Stored entries

# # #

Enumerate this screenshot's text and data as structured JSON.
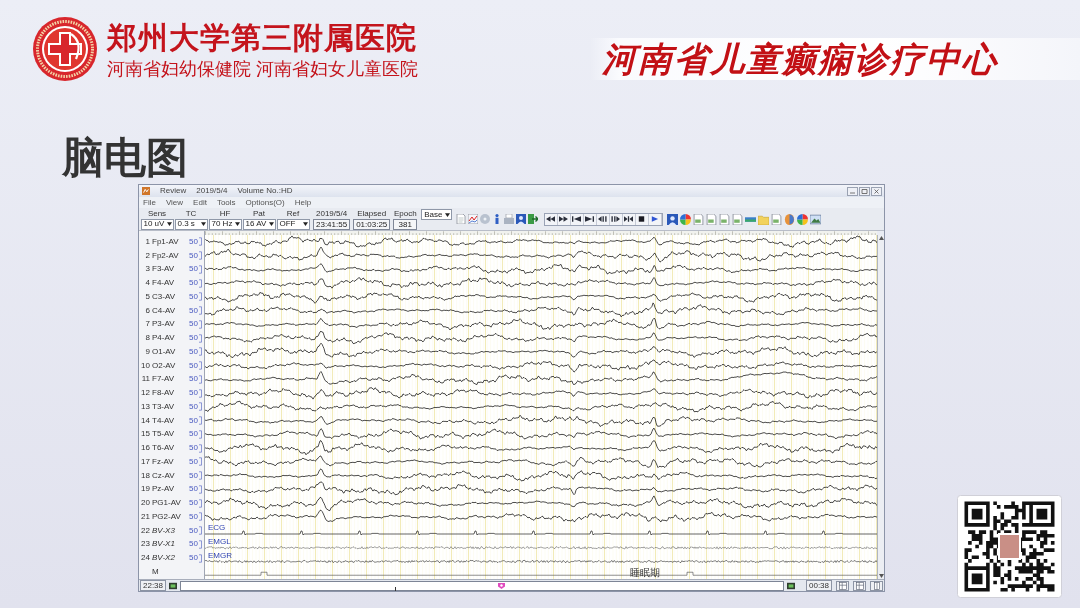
{
  "header": {
    "hospital_name": "郑州大学第三附属医院",
    "hospital_subtitle": "河南省妇幼保健院 河南省妇女儿童医院",
    "center_name": "河南省儿童癫痫诊疗中心"
  },
  "heading": "脑电图",
  "eeg_window": {
    "title_parts": [
      "Review",
      "2019/5/4",
      "Volume No.:HD"
    ],
    "menu": [
      "File",
      "View",
      "Edit",
      "Tools",
      "Options(O)",
      "Help"
    ],
    "settings": [
      {
        "label": "Sens",
        "value": "10 uV"
      },
      {
        "label": "TC",
        "value": "0.3 s"
      },
      {
        "label": "HF",
        "value": "70 Hz"
      },
      {
        "label": "Pat",
        "value": "16 AV"
      },
      {
        "label": "Ref",
        "value": "OFF"
      }
    ],
    "readouts": [
      {
        "label": "2019/5/4",
        "value": "23:41:55"
      },
      {
        "label": "Elapsed",
        "value": "01:03:25"
      },
      {
        "label": "Epoch",
        "value": "381"
      }
    ],
    "mode_select": "Base",
    "channels": [
      {
        "number": "1",
        "name": "Fp1-AV",
        "scale": "50",
        "kind": "eeg"
      },
      {
        "number": "2",
        "name": "Fp2-AV",
        "scale": "50",
        "kind": "eeg"
      },
      {
        "number": "3",
        "name": "F3-AV",
        "scale": "50",
        "kind": "eeg"
      },
      {
        "number": "4",
        "name": "F4-AV",
        "scale": "50",
        "kind": "eeg"
      },
      {
        "number": "5",
        "name": "C3-AV",
        "scale": "50",
        "kind": "eeg"
      },
      {
        "number": "6",
        "name": "C4-AV",
        "scale": "50",
        "kind": "eeg"
      },
      {
        "number": "7",
        "name": "P3-AV",
        "scale": "50",
        "kind": "eeg"
      },
      {
        "number": "8",
        "name": "P4-AV",
        "scale": "50",
        "kind": "eeg"
      },
      {
        "number": "9",
        "name": "O1-AV",
        "scale": "50",
        "kind": "eeg"
      },
      {
        "number": "10",
        "name": "O2-AV",
        "scale": "50",
        "kind": "eeg"
      },
      {
        "number": "11",
        "name": "F7-AV",
        "scale": "50",
        "kind": "eeg"
      },
      {
        "number": "12",
        "name": "F8-AV",
        "scale": "50",
        "kind": "eeg"
      },
      {
        "number": "13",
        "name": "T3-AV",
        "scale": "50",
        "kind": "eeg"
      },
      {
        "number": "14",
        "name": "T4-AV",
        "scale": "50",
        "kind": "eeg"
      },
      {
        "number": "15",
        "name": "T5-AV",
        "scale": "50",
        "kind": "eeg"
      },
      {
        "number": "16",
        "name": "T6-AV",
        "scale": "50",
        "kind": "eeg"
      },
      {
        "number": "17",
        "name": "Fz-AV",
        "scale": "50",
        "kind": "eeg"
      },
      {
        "number": "18",
        "name": "Cz-AV",
        "scale": "50",
        "kind": "eeg"
      },
      {
        "number": "19",
        "name": "Pz-AV",
        "scale": "50",
        "kind": "eeg"
      },
      {
        "number": "20",
        "name": "PG1-AV",
        "scale": "50",
        "kind": "eeg"
      },
      {
        "number": "21",
        "name": "PG2-AV",
        "scale": "50",
        "kind": "eeg"
      },
      {
        "number": "22",
        "name": "BV-X3",
        "scale": "50",
        "kind": "ecg",
        "trace_label": "ECG"
      },
      {
        "number": "23",
        "name": "BV-X1",
        "scale": "50",
        "kind": "emg",
        "trace_label": "EMGL"
      },
      {
        "number": "24",
        "name": "BV-X2",
        "scale": "50",
        "kind": "emg",
        "trace_label": "EMGR"
      },
      {
        "name": "M",
        "kind": "marker"
      }
    ],
    "annotation": "睡眠期",
    "timeline": {
      "start": "22:38",
      "end": "00:38",
      "level": 0.533
    }
  }
}
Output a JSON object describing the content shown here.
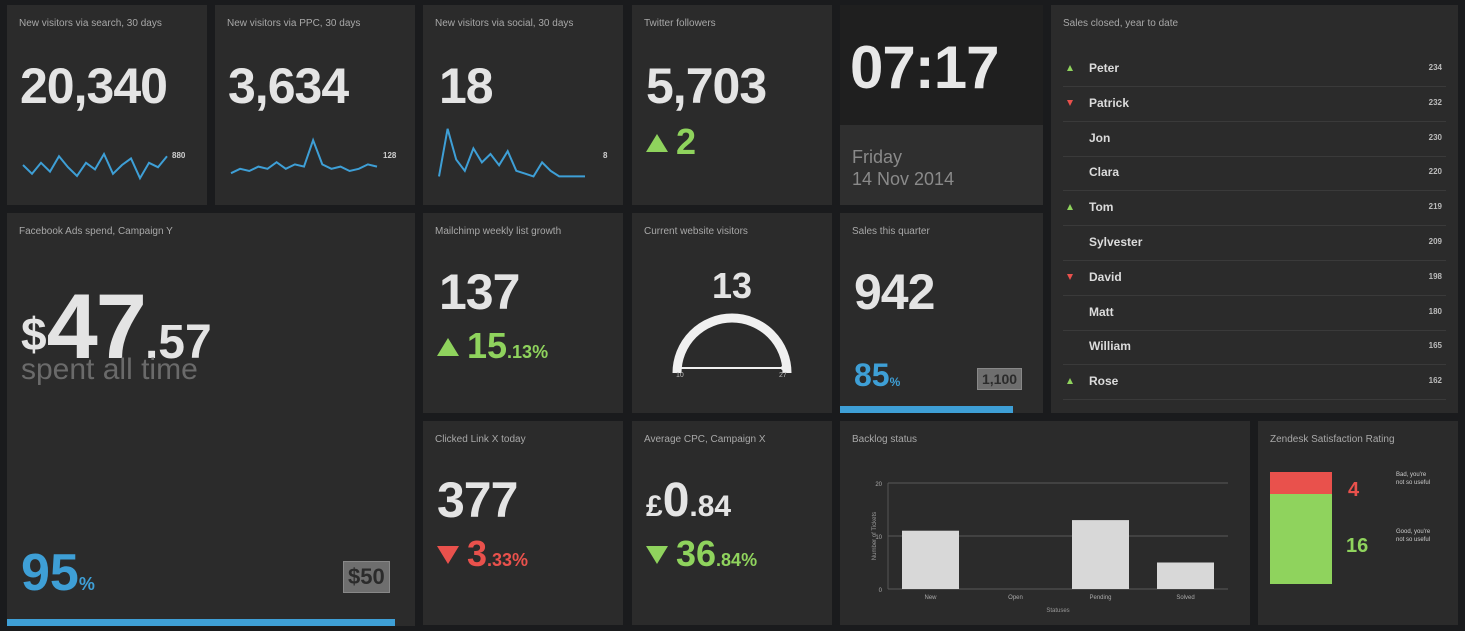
{
  "tiles": {
    "search": {
      "title": "New visitors via search, 30 days",
      "value": "20,340",
      "spark_max": "880",
      "spark": [
        0.5,
        0.3,
        0.55,
        0.35,
        0.7,
        0.45,
        0.25,
        0.55,
        0.4,
        0.75,
        0.3,
        0.5,
        0.65,
        0.2,
        0.55,
        0.45,
        0.7
      ]
    },
    "ppc": {
      "title": "New visitors via PPC, 30 days",
      "value": "3,634",
      "spark_max": "128",
      "spark": [
        0.2,
        0.3,
        0.25,
        0.35,
        0.3,
        0.45,
        0.3,
        0.4,
        0.35,
        0.95,
        0.4,
        0.3,
        0.35,
        0.25,
        0.3,
        0.4,
        0.35
      ]
    },
    "social": {
      "title": "New visitors via social, 30 days",
      "value": "18",
      "spark_max": "8",
      "spark": [
        0.1,
        0.95,
        0.4,
        0.2,
        0.6,
        0.35,
        0.5,
        0.3,
        0.55,
        0.2,
        0.15,
        0.1,
        0.35,
        0.2,
        0.1,
        0.1,
        0.1,
        0.1
      ]
    },
    "twitter": {
      "title": "Twitter followers",
      "value": "5,703",
      "change": "2"
    },
    "clock": {
      "time": "07:17",
      "day": "Friday",
      "date": "14 Nov 2014"
    },
    "facebook": {
      "title": "Facebook Ads spend, Campaign Y",
      "currency": "$",
      "whole": "47",
      "decimal": ".57",
      "caption": "spent all time",
      "percent": "95",
      "percent_unit": "%",
      "target": "$50",
      "progress": 0.95
    },
    "mailchimp": {
      "title": "Mailchimp weekly list growth",
      "value": "137",
      "change_whole": "15",
      "change_dec": ".13%"
    },
    "visitors": {
      "title": "Current website visitors",
      "value": "13",
      "min": "10",
      "max": "27",
      "level": 0.18
    },
    "sales_quarter": {
      "title": "Sales this quarter",
      "value": "942",
      "percent": "85",
      "percent_unit": "%",
      "target": "1,100",
      "progress": 0.85
    },
    "leaderboard": {
      "title": "Sales closed, year to date",
      "rows": [
        {
          "name": "Peter",
          "value": "234",
          "trend": "up"
        },
        {
          "name": "Patrick",
          "value": "232",
          "trend": "down"
        },
        {
          "name": "Jon",
          "value": "230",
          "trend": ""
        },
        {
          "name": "Clara",
          "value": "220",
          "trend": ""
        },
        {
          "name": "Tom",
          "value": "219",
          "trend": "up"
        },
        {
          "name": "Sylvester",
          "value": "209",
          "trend": ""
        },
        {
          "name": "David",
          "value": "198",
          "trend": "down"
        },
        {
          "name": "Matt",
          "value": "180",
          "trend": ""
        },
        {
          "name": "William",
          "value": "165",
          "trend": ""
        },
        {
          "name": "Rose",
          "value": "162",
          "trend": "up"
        }
      ]
    },
    "closed_link": {
      "title": "Clicked Link X today",
      "value": "377",
      "change_whole": "3",
      "change_dec": ".33%"
    },
    "cpc": {
      "title": "Average CPC, Campaign X",
      "currency": "£",
      "whole": "0",
      "decimal": ".84",
      "change_whole": "36",
      "change_dec": ".84%"
    },
    "backlog": {
      "title": "Backlog status"
    },
    "satisfaction": {
      "title": "Zendesk Satisfaction Rating",
      "bad": "4",
      "good": "16",
      "bad_label": "Bad, you're not so useful",
      "good_label": "Good, you're not so useful"
    }
  },
  "chart_data": {
    "type": "bar",
    "title": "Backlog status",
    "categories": [
      "New",
      "Open",
      "Pending",
      "Solved"
    ],
    "values": [
      11,
      0,
      13,
      5
    ],
    "ylim": [
      0,
      20
    ],
    "yticks": [
      0,
      10,
      20
    ],
    "ylabel": "Number of Tickets",
    "xlabel": "Statuses",
    "grid": true
  },
  "colors": {
    "up": "#8fd35d",
    "down": "#e9514c",
    "accent": "#3e9fd6",
    "tile": "#2b2b2b"
  }
}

# # #

## WRITTEN PROBLEM
Scan the records for the string "JSON". Copy each line in which it appears.

## CORRECT RESULT
Enumerate this screenshot's text and data as structured JSON.
Output a JSON object describing the content shown here.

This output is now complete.